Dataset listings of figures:
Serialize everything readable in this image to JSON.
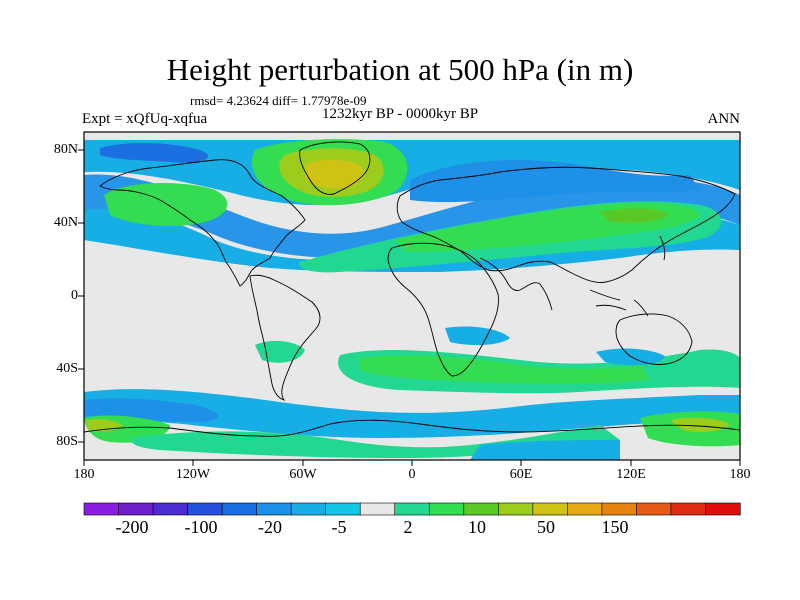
{
  "title": "Height perturbation at 500 hPa (in m)",
  "stats": "rmsd= 4.23624 diff= 1.77978e-09",
  "left_label": "Expt = xQfUq-xqfua",
  "center_label": "1232kyr BP - 0000kyr BP",
  "right_label": "ANN",
  "lat_labels": [
    "80N",
    "40N",
    "0",
    "40S",
    "80S"
  ],
  "lon_labels": [
    "180",
    "120W",
    "60W",
    "0",
    "60E",
    "120E",
    "180"
  ],
  "colorbar": {
    "colors": [
      "#8a1de0",
      "#6b20c8",
      "#4c2bd0",
      "#2450dc",
      "#1c6fe0",
      "#1e90e8",
      "#16aee4",
      "#12c6e6",
      "#e8e8e8",
      "#22d890",
      "#34dc52",
      "#5ac826",
      "#9ccc1c",
      "#cec214",
      "#e6ab12",
      "#e48212",
      "#e45a16",
      "#e02c14",
      "#e00c0c"
    ],
    "labels": [
      "-200",
      "-100",
      "-20",
      "-5",
      "2",
      "10",
      "50",
      "150"
    ]
  },
  "colors": {
    "land_line": "#000000",
    "neutral": "#e8e8e8"
  }
}
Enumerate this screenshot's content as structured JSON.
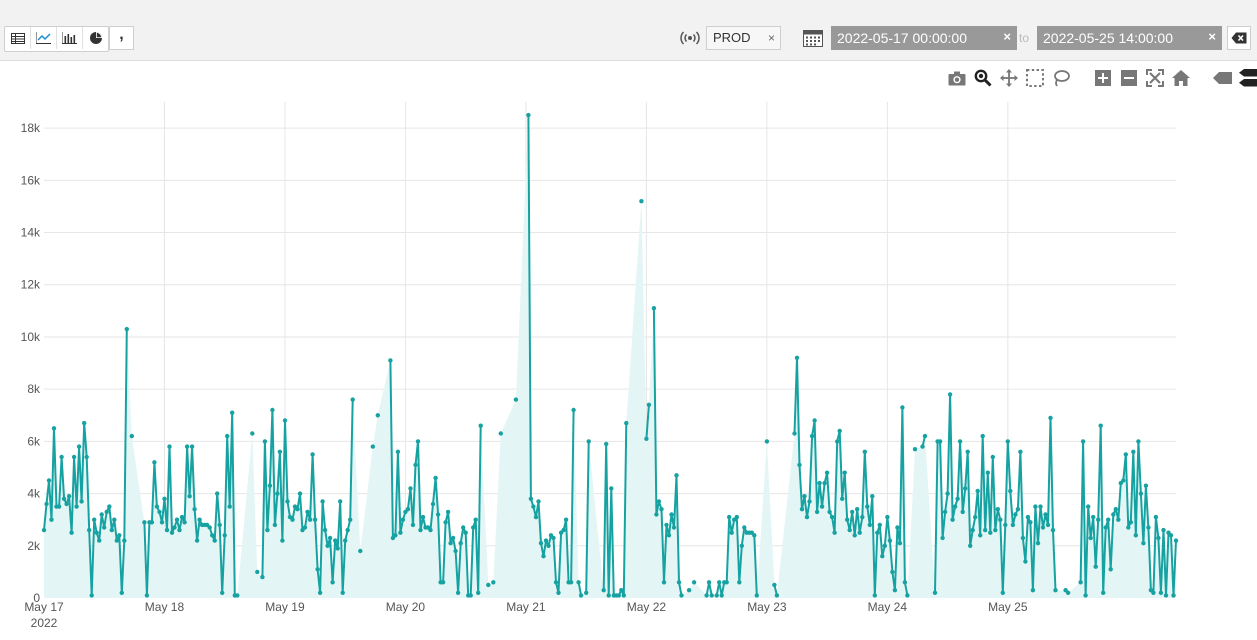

## WHAT IS REQUIRED
Can you retype every record above exactly, leaving out the pictures?

## WORKED ANSWER
Serialize everything readable in this image to JSON.
{
  "title": "Height perturbation at 500 hPa (in m)",
  "stats": "rmsd= 4.23624 diff= 1.77978e-09",
  "left_label": "Expt = xQfUq-xqfua",
  "center_label": "1232kyr BP - 0000kyr BP",
  "right_label": "ANN",
  "lat_labels": [
    "80N",
    "40N",
    "0",
    "40S",
    "80S"
  ],
  "lon_labels": [
    "180",
    "120W",
    "60W",
    "0",
    "60E",
    "120E",
    "180"
  ],
  "colorbar": {
    "colors": [
      "#8a1de0",
      "#6b20c8",
      "#4c2bd0",
      "#2450dc",
      "#1c6fe0",
      "#1e90e8",
      "#16aee4",
      "#12c6e6",
      "#e8e8e8",
      "#22d890",
      "#34dc52",
      "#5ac826",
      "#9ccc1c",
      "#cec214",
      "#e6ab12",
      "#e48212",
      "#e45a16",
      "#e02c14",
      "#e00c0c"
    ],
    "labels": [
      "-200",
      "-100",
      "-20",
      "-5",
      "2",
      "10",
      "50",
      "150"
    ]
  },
  "colors": {
    "land_line": "#000000",
    "neutral": "#e8e8e8"
  }
}
Enumerate this screenshot's content as structured JSON.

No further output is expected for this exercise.